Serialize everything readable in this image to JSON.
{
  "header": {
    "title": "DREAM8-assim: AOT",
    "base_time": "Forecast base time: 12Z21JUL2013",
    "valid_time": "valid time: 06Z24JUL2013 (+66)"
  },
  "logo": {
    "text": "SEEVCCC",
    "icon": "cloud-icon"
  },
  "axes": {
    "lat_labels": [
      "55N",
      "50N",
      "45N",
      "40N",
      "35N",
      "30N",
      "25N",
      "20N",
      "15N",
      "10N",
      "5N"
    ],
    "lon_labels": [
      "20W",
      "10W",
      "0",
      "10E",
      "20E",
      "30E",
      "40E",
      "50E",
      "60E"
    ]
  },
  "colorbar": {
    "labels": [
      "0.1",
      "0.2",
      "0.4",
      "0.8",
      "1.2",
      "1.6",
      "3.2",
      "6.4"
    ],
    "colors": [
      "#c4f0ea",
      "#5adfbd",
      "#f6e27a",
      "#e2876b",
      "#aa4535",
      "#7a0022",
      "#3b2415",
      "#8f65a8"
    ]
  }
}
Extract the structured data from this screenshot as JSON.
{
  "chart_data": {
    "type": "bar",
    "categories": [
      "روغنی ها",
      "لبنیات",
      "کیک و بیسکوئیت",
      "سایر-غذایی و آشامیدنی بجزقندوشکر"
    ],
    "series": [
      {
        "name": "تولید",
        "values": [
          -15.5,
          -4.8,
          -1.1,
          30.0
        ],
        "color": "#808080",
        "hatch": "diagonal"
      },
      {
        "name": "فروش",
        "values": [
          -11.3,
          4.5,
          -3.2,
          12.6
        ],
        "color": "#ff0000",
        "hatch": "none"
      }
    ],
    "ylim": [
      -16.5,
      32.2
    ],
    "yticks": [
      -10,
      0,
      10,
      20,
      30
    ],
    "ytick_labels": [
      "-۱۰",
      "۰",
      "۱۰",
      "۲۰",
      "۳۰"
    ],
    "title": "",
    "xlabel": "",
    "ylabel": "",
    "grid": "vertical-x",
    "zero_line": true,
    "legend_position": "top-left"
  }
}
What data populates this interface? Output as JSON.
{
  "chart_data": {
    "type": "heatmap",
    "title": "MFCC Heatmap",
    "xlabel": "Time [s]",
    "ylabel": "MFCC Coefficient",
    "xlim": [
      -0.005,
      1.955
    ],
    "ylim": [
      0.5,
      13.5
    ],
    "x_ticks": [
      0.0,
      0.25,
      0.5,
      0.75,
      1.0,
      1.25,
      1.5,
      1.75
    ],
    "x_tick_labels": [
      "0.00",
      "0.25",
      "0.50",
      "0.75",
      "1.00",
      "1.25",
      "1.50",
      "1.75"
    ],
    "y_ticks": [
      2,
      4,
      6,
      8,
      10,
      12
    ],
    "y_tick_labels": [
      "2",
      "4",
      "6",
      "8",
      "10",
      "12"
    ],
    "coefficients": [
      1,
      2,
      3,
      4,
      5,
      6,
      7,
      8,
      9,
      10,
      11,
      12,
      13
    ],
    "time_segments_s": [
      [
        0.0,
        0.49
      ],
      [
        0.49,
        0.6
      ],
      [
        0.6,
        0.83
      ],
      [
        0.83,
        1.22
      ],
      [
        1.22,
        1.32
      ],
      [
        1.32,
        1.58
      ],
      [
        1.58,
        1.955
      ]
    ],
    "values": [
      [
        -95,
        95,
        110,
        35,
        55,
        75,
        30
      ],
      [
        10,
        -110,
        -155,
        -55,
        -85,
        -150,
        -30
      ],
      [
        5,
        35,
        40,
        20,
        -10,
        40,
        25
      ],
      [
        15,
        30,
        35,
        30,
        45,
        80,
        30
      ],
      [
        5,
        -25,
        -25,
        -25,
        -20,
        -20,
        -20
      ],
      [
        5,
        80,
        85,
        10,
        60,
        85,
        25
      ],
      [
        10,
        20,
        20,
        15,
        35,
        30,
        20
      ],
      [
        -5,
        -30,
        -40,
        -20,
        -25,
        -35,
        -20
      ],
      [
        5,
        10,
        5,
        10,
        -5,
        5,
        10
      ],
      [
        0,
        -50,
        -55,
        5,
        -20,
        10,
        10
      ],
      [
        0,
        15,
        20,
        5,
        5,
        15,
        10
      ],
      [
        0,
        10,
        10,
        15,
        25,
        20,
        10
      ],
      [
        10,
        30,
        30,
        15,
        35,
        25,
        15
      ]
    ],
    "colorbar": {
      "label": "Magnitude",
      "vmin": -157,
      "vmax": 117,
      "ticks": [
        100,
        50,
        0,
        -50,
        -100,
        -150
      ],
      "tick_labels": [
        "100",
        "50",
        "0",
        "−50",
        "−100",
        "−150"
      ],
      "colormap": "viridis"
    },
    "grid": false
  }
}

What you need to do
In the entries above, find every line holding the word "this" and copy it out.

Exercise solution
Serialize everything readable in this image to JSON.
Extract the structured data from this screenshot as JSON.
What data populates this interface? Output as JSON.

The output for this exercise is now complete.